# Input
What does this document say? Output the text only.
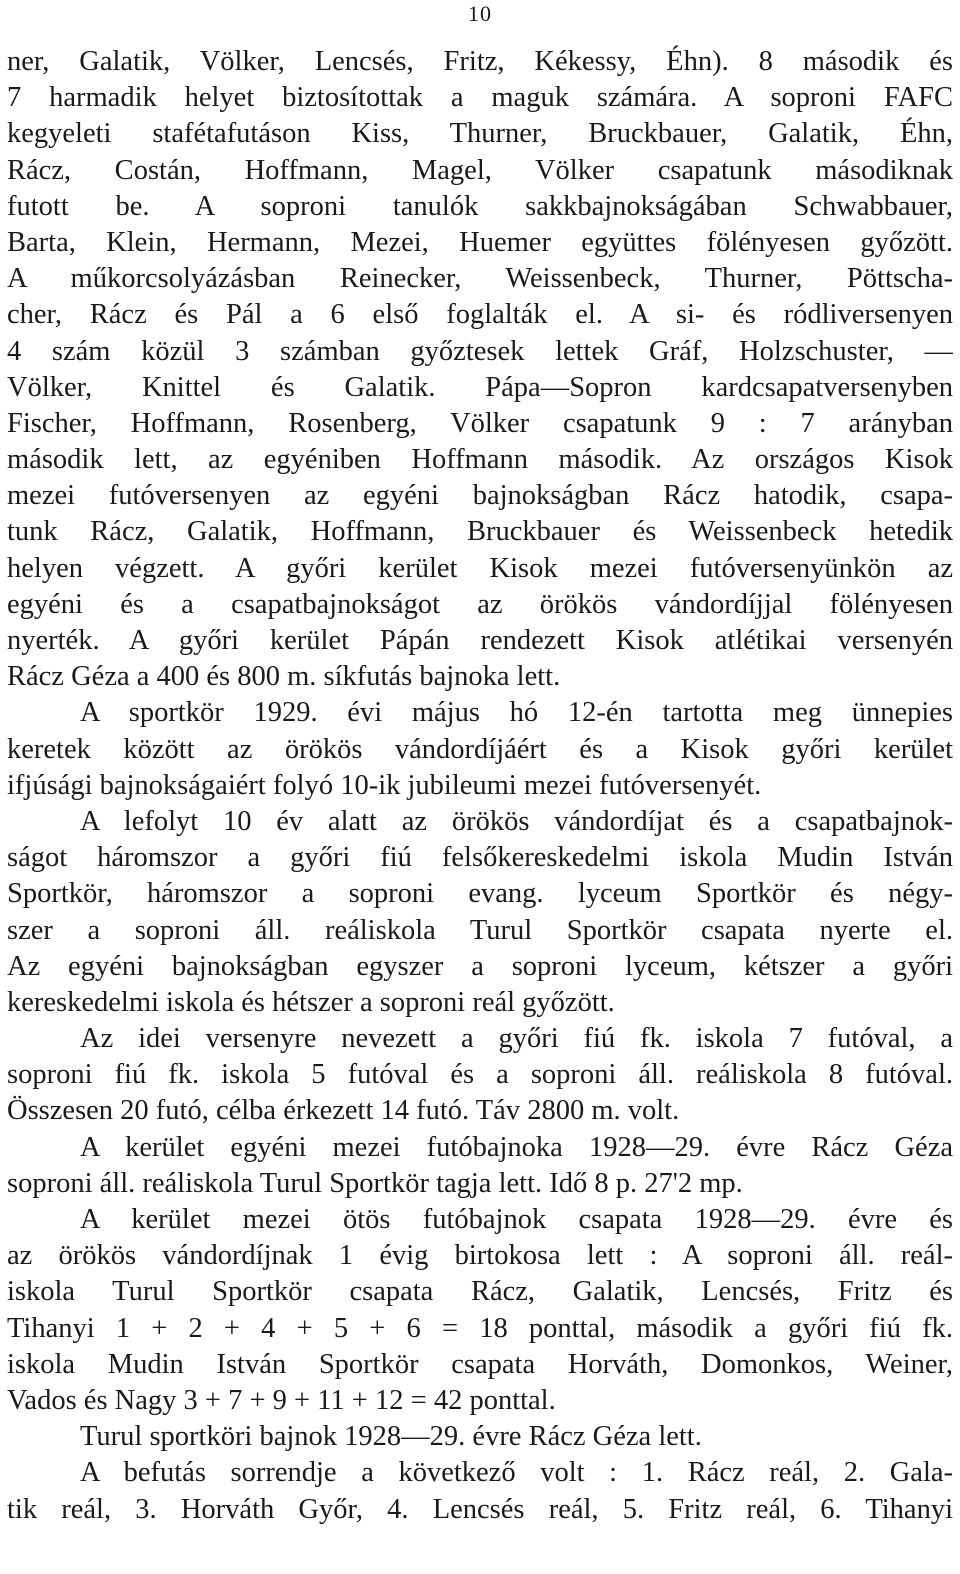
10
ner, Galatik, Völker, Lencsés, Fritz, Kékessy, Éhn). 8 második és
7 harmadik helyet biztosítottak a maguk számára. A soproni FAFC
kegyeleti stafétafutáson Kiss, Thurner, Bruckbauer, Galatik, Éhn,
Rácz, Costán, Hoffmann, Magel, Völker csapatunk másodiknak
futott be. A soproni tanulók sakkbajnokságában Schwabbauer,
Barta, Klein, Hermann, Mezei, Huemer együttes fölényesen győzött.
A műkorcsolyázásban Reinecker, Weissenbeck, Thurner, Pöttscha-
cher, Rácz és Pál a 6 első foglalták el. A si- és ródliversenyen
4 szám közül 3 számban győztesek lettek Gráf, Holzschuster, —
Völker, Knittel és Galatik. Pápa—Sopron kardcsapatversenyben
Fischer, Hoffmann, Rosenberg, Völker csapatunk 9 : 7 arányban
második lett, az egyéniben Hoffmann második. Az országos Kisok
mezei futóversenyen az egyéni bajnokságban Rácz hatodik, csapa-
tunk Rácz, Galatik, Hoffmann, Bruckbauer és Weissenbeck hetedik
helyen végzett. A győri kerület Kisok mezei futóversenyünkön az
egyéni és a csapatbajnokságot az örökös vándordíjjal fölényesen
nyerték. A győri kerület Pápán rendezett Kisok atlétikai versenyén
Rácz Géza a 400 és 800 m. síkfutás bajnoka lett.
A sportkör 1929. évi május hó 12-én tartotta meg ünnepies
keretek között az örökös vándordíjáért és a Kisok győri kerület
ifjúsági bajnokságaiért folyó 10-ik jubileumi mezei futóversenyét.
A lefolyt 10 év alatt az örökös vándordíjat és a csapatbajnok-
ságot háromszor a győri fiú felsőkereskedelmi iskola Mudin István
Sportkör, háromszor a soproni evang. lyceum Sportkör és négy-
szer a soproni áll. reáliskola Turul Sportkör csapata nyerte el.
Az egyéni bajnokságban egyszer a soproni lyceum, kétszer a győri
kereskedelmi iskola és hétszer a soproni reál győzött.
Az idei versenyre nevezett a győri fiú fk. iskola 7 futóval, a
soproni fiú fk. iskola 5 futóval és a soproni áll. reáliskola 8 futóval.
Összesen 20 futó, célba érkezett 14 futó. Táv 2800 m. volt.
A kerület egyéni mezei futóbajnoka 1928—29. évre Rácz Géza
soproni áll. reáliskola Turul Sportkör tagja lett. Idő 8 p. 27'2 mp.
A kerület mezei ötös futóbajnok csapata 1928—29. évre és
az örökös vándordíjnak 1 évig birtokosa lett : A soproni áll. reál-
iskola Turul Sportkör csapata Rácz, Galatik, Lencsés, Fritz és
Tihanyi 1 + 2 + 4 + 5 + 6 = 18 ponttal, második a győri fiú fk.
iskola Mudin István Sportkör csapata Horváth, Domonkos, Weiner,
Vados és Nagy 3 + 7 + 9 + 11 + 12 = 42 ponttal.
Turul sportköri bajnok 1928—29. évre Rácz Géza lett.
A befutás sorrendje a következő volt : 1. Rácz reál, 2. Gala-
tik reál, 3. Horváth Győr, 4. Lencsés reál, 5. Fritz reál, 6. Tihanyi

# What you will do
All lines that include "háromszor" are to be gathered and copied.

# Exercise result
ságot háromszor a győri fiú felsőkereskedelmi iskola Mudin István
Sportkör, háromszor a soproni evang. lyceum Sportkör és négy-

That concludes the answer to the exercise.